* **What this task involves**: Please convert the listing lines between the one holding "cell-l0 (672, 994, 772, 1036)" and the one holding "return-mark: ↵ (716, 1051, 730, 1069)", inclusive, into a numbered list, leaving out any blank lines.

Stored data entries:
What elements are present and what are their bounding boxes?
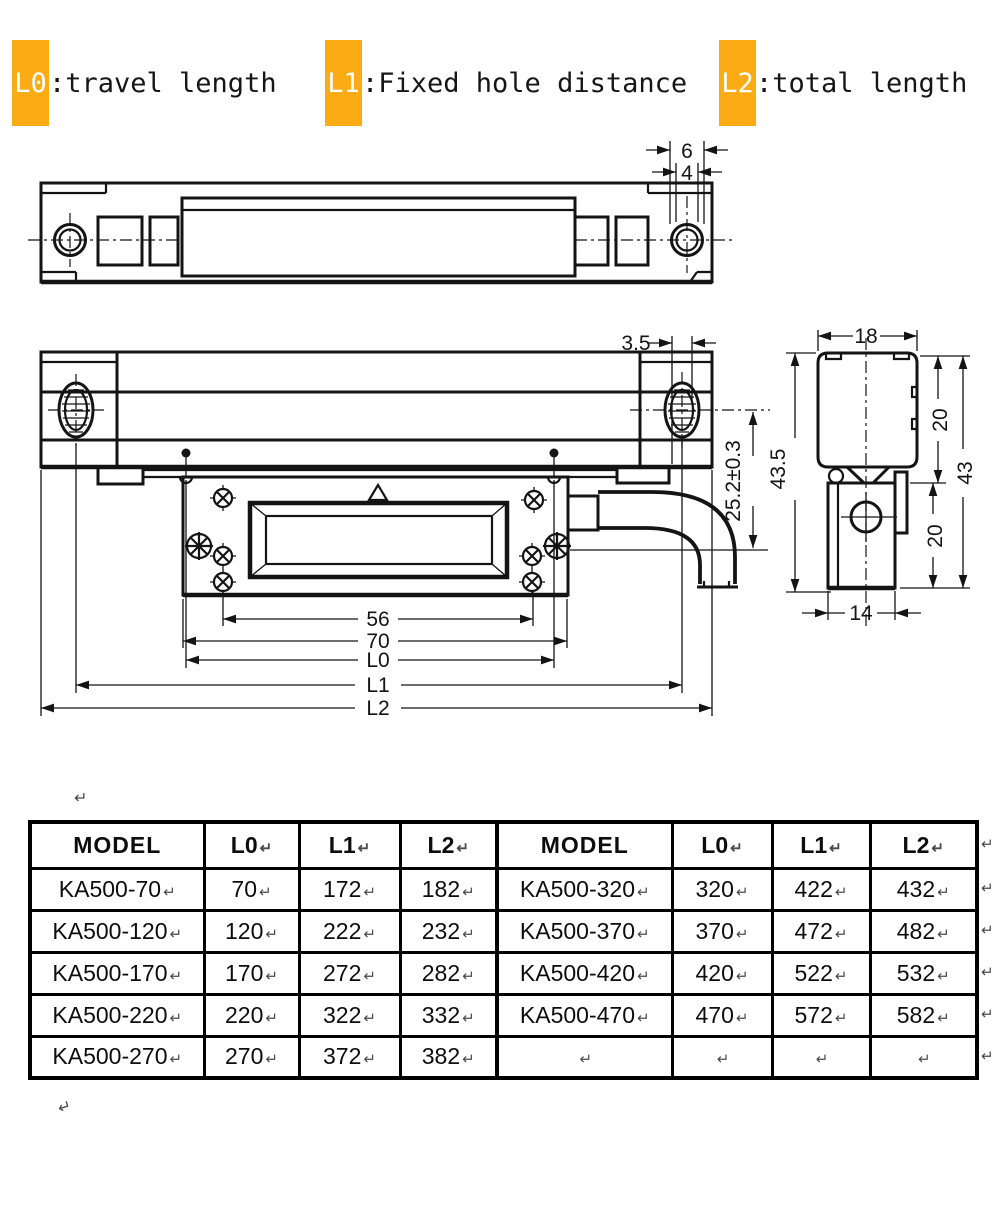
cell-l0 (672, 994, 772, 1036)
legend-desc-l1: :Fixed hole distance (362, 67, 688, 99)
return-mark: ↵ (462, 1009, 475, 1027)
l2-value: 182 (421, 875, 461, 902)
legend-highlight-l0: L0 (12, 40, 49, 126)
model-value: KA500-420 (519, 959, 635, 986)
paragraph-mark: ↵ (74, 790, 88, 807)
header-l0-right (672, 822, 772, 868)
return-mark: ↵ (716, 1051, 730, 1069)
l1-value: 322 (323, 1001, 362, 1028)
legend-item-l1 (325, 40, 687, 126)
l1-value: 172 (323, 875, 362, 902)
cell-l2 (400, 1036, 497, 1078)
header-l0-right-label: L0 (701, 831, 729, 858)
return-mark: ↵ (937, 925, 950, 943)
cell-l0 (672, 1036, 772, 1078)
cell-l2 (870, 994, 977, 1036)
legend-item-l2 (719, 40, 967, 126)
return-mark: ↵ (265, 1009, 278, 1027)
return-mark: ↵ (363, 1009, 376, 1027)
dim-overall-height-right: 43 (954, 461, 977, 485)
header-model-right: MODEL (497, 822, 672, 868)
header-l1-right (772, 822, 870, 868)
header-l2-right-label: L2 (902, 831, 930, 858)
l0-value: 370 (695, 917, 734, 944)
cell-l1 (299, 1036, 400, 1078)
dim-hole-edge-offset: 3.5 (621, 332, 651, 355)
cell-l2 (400, 952, 497, 994)
return-mark: ↵ (462, 883, 475, 901)
l2-value: 232 (421, 917, 461, 944)
cell-l0 (672, 952, 772, 994)
dim-slot-outer: 6 (681, 140, 693, 163)
l2-value: 482 (896, 917, 936, 944)
header-l2-right (870, 822, 977, 868)
cell-l0 (204, 994, 299, 1036)
cell-l0 (204, 952, 299, 994)
return-mark: ↵ (637, 1009, 650, 1027)
legend-highlight-l1: L1 (325, 40, 362, 126)
l0-value: 220 (225, 1001, 264, 1028)
dim-section-width: 18 (854, 325, 878, 348)
return-mark: ↵ (637, 883, 650, 901)
reading-head (183, 477, 568, 595)
front-view (41, 332, 770, 720)
model-value: KA500-120 (52, 917, 168, 944)
cell-l0 (204, 1036, 299, 1078)
header-model-left: MODEL (30, 822, 204, 868)
dim-total-length: L2 (366, 697, 390, 720)
legend-desc-l2: :total length (756, 67, 968, 99)
header-l2-left (400, 822, 497, 868)
cell-model (30, 952, 204, 994)
return-mark: ↵ (462, 1051, 475, 1069)
paragraph-mark: ↵ (55, 1097, 74, 1118)
return-mark: ↵ (937, 967, 950, 985)
cell-model (497, 952, 672, 994)
dim-head-width: 70 (366, 630, 390, 653)
dim-cable-center-height: 25.2±0.3 (722, 440, 745, 522)
return-mark: ↵ (834, 925, 848, 943)
l0-value: 120 (225, 917, 264, 944)
side-view (767, 325, 977, 627)
return-mark: ↵ (265, 925, 278, 943)
model-value: KA500-270 (52, 1043, 168, 1070)
slot-hole-left (48, 374, 104, 446)
header-l1-right-label: L1 (800, 831, 828, 858)
l2-value: 382 (421, 1043, 461, 1070)
l1-value: 222 (323, 917, 362, 944)
cell-model (497, 1036, 672, 1078)
table-row (30, 910, 977, 952)
l1-value: 472 (794, 917, 833, 944)
return-mark: ↵ (735, 883, 749, 901)
cell-model (497, 910, 672, 952)
cell-l2 (400, 910, 497, 952)
l0-value: 70 (231, 875, 257, 902)
paragraph-mark: ↵ (981, 836, 994, 853)
cell-l2 (870, 910, 977, 952)
paragraph-mark: ↵ (981, 880, 994, 897)
l2-value: 432 (896, 875, 936, 902)
l0-value: 270 (225, 1043, 264, 1070)
cell-l0 (204, 910, 299, 952)
cell-l0 (672, 910, 772, 952)
legend-desc-l0: :travel length (49, 67, 277, 99)
dim-head-lower-height: 20 (924, 524, 947, 548)
paragraph-mark: ↵ (981, 1006, 994, 1023)
return-mark: ↵ (363, 967, 376, 985)
return-mark: ↵ (937, 1009, 950, 1027)
cell-model (30, 868, 204, 910)
l1-value: 372 (323, 1043, 362, 1070)
cell-l1 (772, 994, 870, 1036)
cell-l2 (870, 952, 977, 994)
l1-value: 572 (794, 1001, 833, 1028)
return-mark: ↵ (169, 925, 183, 943)
dim-head-bottom-width: 14 (849, 602, 873, 625)
cell-l1 (299, 952, 400, 994)
model-value: KA500-70 (58, 875, 162, 902)
return-mark: ↵ (265, 1051, 278, 1069)
return-mark: ↵ (735, 967, 749, 985)
linear-scale-drawing (0, 130, 1000, 770)
header-l1-left (299, 822, 400, 868)
cell-model (497, 868, 672, 910)
dim-screw-spacing: 56 (366, 608, 390, 631)
l0-value: 170 (225, 959, 264, 986)
cell-l1 (772, 1036, 870, 1078)
cell-model (30, 1036, 204, 1078)
cell-l0 (204, 868, 299, 910)
cell-l2 (400, 868, 497, 910)
return-mark: ↵ (265, 967, 278, 985)
cell-l0 (672, 868, 772, 910)
return-mark: ↵ (931, 839, 944, 857)
return-mark: ↵ (169, 1009, 183, 1027)
return-mark: ↵ (834, 967, 848, 985)
dim-slot-inner: 4 (681, 162, 693, 185)
cell-l2 (870, 868, 977, 910)
cell-l1 (299, 910, 400, 952)
l2-value: 282 (421, 959, 461, 986)
return-mark: ↵ (829, 839, 842, 857)
cell-l2 (400, 994, 497, 1036)
l1-value: 522 (794, 959, 833, 986)
model-spec-table (28, 820, 979, 1080)
return-mark: ↵ (730, 839, 743, 857)
cell-l1 (299, 994, 400, 1036)
l0-value: 470 (695, 1001, 734, 1028)
cell-model (30, 910, 204, 952)
return-mark: ↵ (637, 925, 650, 943)
l2-value: 532 (896, 959, 936, 986)
return-mark: ↵ (937, 883, 950, 901)
return-mark: ↵ (456, 839, 469, 857)
table-row (30, 1036, 977, 1078)
table-header-row (30, 822, 977, 868)
slot-hole-right (630, 372, 770, 448)
l1-value: 272 (323, 959, 362, 986)
return-mark: ↵ (815, 1051, 829, 1069)
return-mark: ↵ (579, 1051, 593, 1069)
return-mark: ↵ (735, 1009, 749, 1027)
model-value: KA500-220 (52, 1001, 168, 1028)
return-mark: ↵ (834, 1009, 848, 1027)
l1-value: 422 (794, 875, 833, 902)
return-mark: ↵ (462, 967, 475, 985)
header-l0-left (204, 822, 299, 868)
legend-item-l0 (12, 40, 277, 126)
dim-fixed-hole-distance: L1 (366, 674, 390, 697)
cell-l1 (772, 868, 870, 910)
cell-model (497, 994, 672, 1036)
l0-value: 320 (695, 875, 734, 902)
table-row (30, 994, 977, 1036)
paragraph-mark: ↵ (981, 964, 994, 981)
return-mark: ↵ (917, 1051, 931, 1069)
l0-value: 420 (695, 959, 734, 986)
header-l0-left-label: L0 (230, 831, 258, 858)
cell-l1 (772, 910, 870, 952)
table-row (30, 952, 977, 994)
return-mark: ↵ (637, 967, 650, 985)
cell-l1 (299, 868, 400, 910)
return-mark: ↵ (363, 925, 376, 943)
dim-section-upper-height: 20 (929, 408, 952, 432)
paragraph-mark: ↵ (981, 922, 994, 939)
paragraph-mark: ↵ (981, 1048, 994, 1065)
cell-model (30, 994, 204, 1036)
model-value: KA500-320 (519, 875, 635, 902)
model-value: KA500-170 (52, 959, 168, 986)
table-row (30, 868, 977, 910)
model-value: KA500-370 (519, 917, 635, 944)
header-l2-left-label: L2 (427, 831, 455, 858)
cell-l2 (870, 1036, 977, 1078)
dim-travel-length: L0 (366, 649, 390, 672)
return-mark: ↵ (363, 1051, 376, 1069)
return-mark: ↵ (357, 839, 371, 857)
header-l1-left-label: L1 (328, 831, 356, 858)
return-mark: ↵ (462, 925, 475, 943)
l2-value: 332 (421, 1001, 461, 1028)
return-mark: ↵ (735, 925, 749, 943)
top-view (28, 140, 735, 282)
l2-value: 582 (896, 1001, 936, 1028)
return-mark: ↵ (169, 1051, 183, 1069)
return-mark: ↵ (259, 839, 273, 857)
return-mark: ↵ (834, 883, 848, 901)
return-mark: ↵ (163, 883, 176, 901)
return-mark: ↵ (363, 883, 376, 901)
legend-highlight-l2: L2 (719, 40, 756, 126)
return-mark: ↵ (169, 967, 183, 985)
dim-overall-height-left: 43.5 (767, 448, 790, 490)
model-value: KA500-470 (519, 1001, 635, 1028)
return-mark: ↵ (259, 883, 272, 901)
cell-l1 (772, 952, 870, 994)
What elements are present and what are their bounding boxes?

* **The completed task**:
1. cell-l0 (672, 994, 772, 1036)
2. legend-desc-l1: :Fixed hole distance (362, 67, 688, 99)
3. return-mark: ↵ (462, 1009, 475, 1027)
4. l2-value: 182 (421, 875, 461, 902)
5. legend-highlight-l0: L0 (12, 40, 49, 126)
6. model-value: KA500-420 (519, 959, 635, 986)
7. paragraph-mark: ↵ (74, 790, 88, 807)
8. header-l0-right (672, 822, 772, 868)
9. return-mark: ↵ (716, 1051, 730, 1069)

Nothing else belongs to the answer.